(SET TASK) Return every line below in which "zostanie" appears.

(DATA SUPPLIED)
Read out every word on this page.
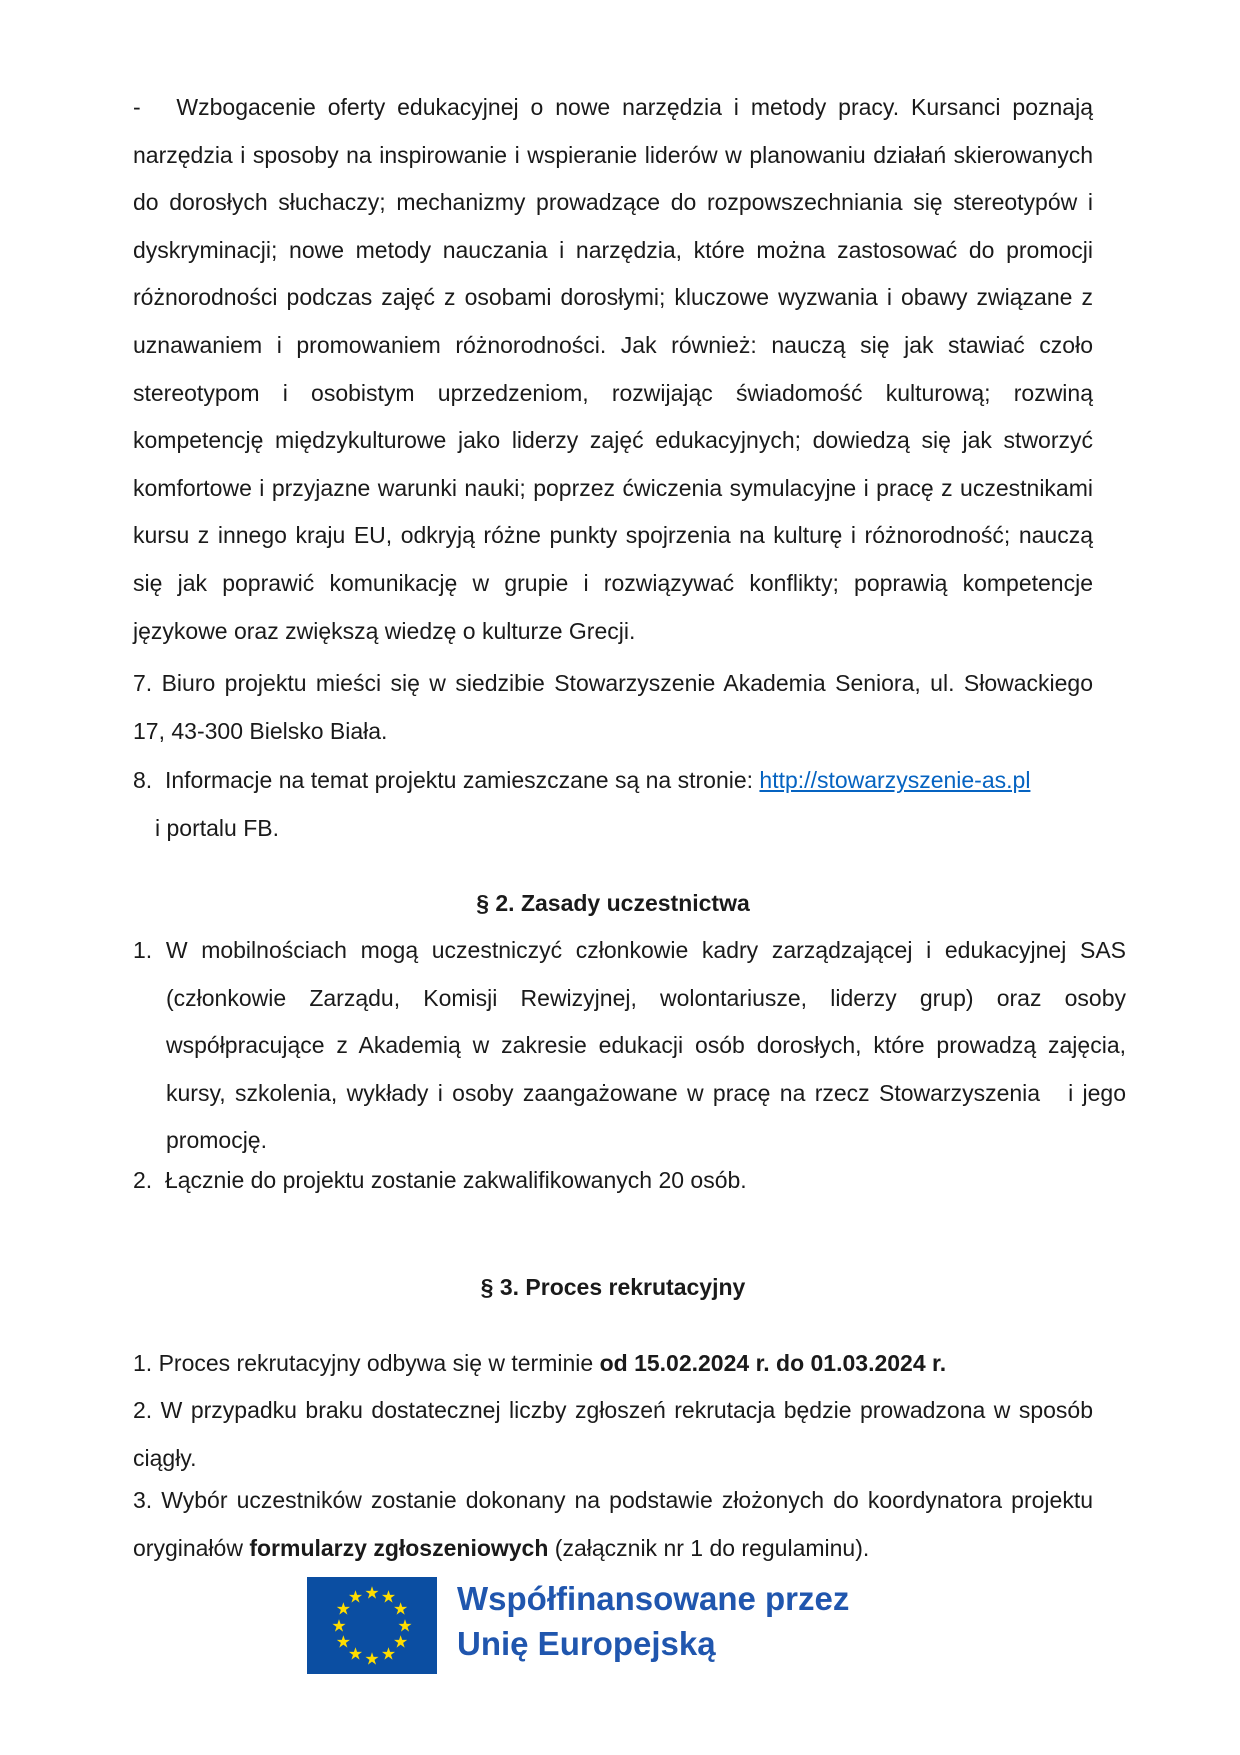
-   Wzbogacenie oferty edukacyjnej o nowe narzędzia i metody pracy. Kursanci poznają narzędzia i sposoby na inspirowanie i wspieranie liderów w planowaniu działań skierowanych do dorosłych słuchaczy; mechanizmy prowadzące do rozpowszechniania się stereotypów i dyskryminacji; nowe metody nauczania i narzędzia, które można zastosować do promocji różnorodności podczas zajęć z osobami dorosłymi; kluczowe wyzwania i obawy związane z uznawaniem i promowaniem różnorodności. Jak również: nauczą się jak stawiać czoło stereotypom i osobistym uprzedzeniom, rozwijając świadomość kulturową; rozwiną kompetencję międzykulturowe jako liderzy zajęć edukacyjnych; dowiedzą się jak stworzyć komfortowe i przyjazne warunki nauki; poprzez ćwiczenia symulacyjne i pracę z uczestnikami kursu z innego kraju EU, odkryją różne punkty spojrzenia na kulturę i różnorodność; nauczą się jak poprawić komunikację w grupie i rozwiązywać konflikty; poprawią kompetencje językowe oraz zwiększą wiedzę o kulturze Grecji.
7. Biuro projektu mieści się w siedzibie Stowarzyszenie Akademia Seniora, ul. Słowackiego 17, 43-300 Bielsko Biała.
8.  Informacje na temat projektu zamieszczane są na stronie: http://stowarzyszenie-as.pl
i portalu FB.
§ 2. Zasady uczestnictwa
1. W mobilnościach mogą uczestniczyć członkowie kadry zarządzającej i edukacyjnej SAS (członkowie Zarządu, Komisji Rewizyjnej, wolontariusze, liderzy grup) oraz osoby współpracujące z Akademią w zakresie edukacji osób dorosłych, które prowadzą zajęcia, kursy, szkolenia, wykłady i osoby zaangażowane w pracę na rzecz Stowarzyszenia   i jego promocję.
2.  Łącznie do projektu zostanie zakwalifikowanych 20 osób.
§ 3. Proces rekrutacyjny
1. Proces rekrutacyjny odbywa się w terminie od 15.02.2024 r. do 01.03.2024 r.
2. W przypadku braku dostatecznej liczby zgłoszeń rekrutacja będzie prowadzona w sposób ciągły.
3. Wybór uczestników zostanie dokonany na podstawie złożonych do koordynatora projektu oryginałów formularzy zgłoszeniowych (załącznik nr 1 do regulaminu).
★ ★
★
★
★
★
★
★
★
★
★
★	Współfinansowane przez
Unię Europejską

(SOLUTION FOR THIS PROBLEM)
2.  Łącznie do projektu zostanie zakwalifikowanych 20 osób.
3. Wybór uczestników zostanie dokonany na podstawie złożonych do koordynatora projektu oryginałów formularzy zgłoszeniowych (załącznik nr 1 do regulaminu).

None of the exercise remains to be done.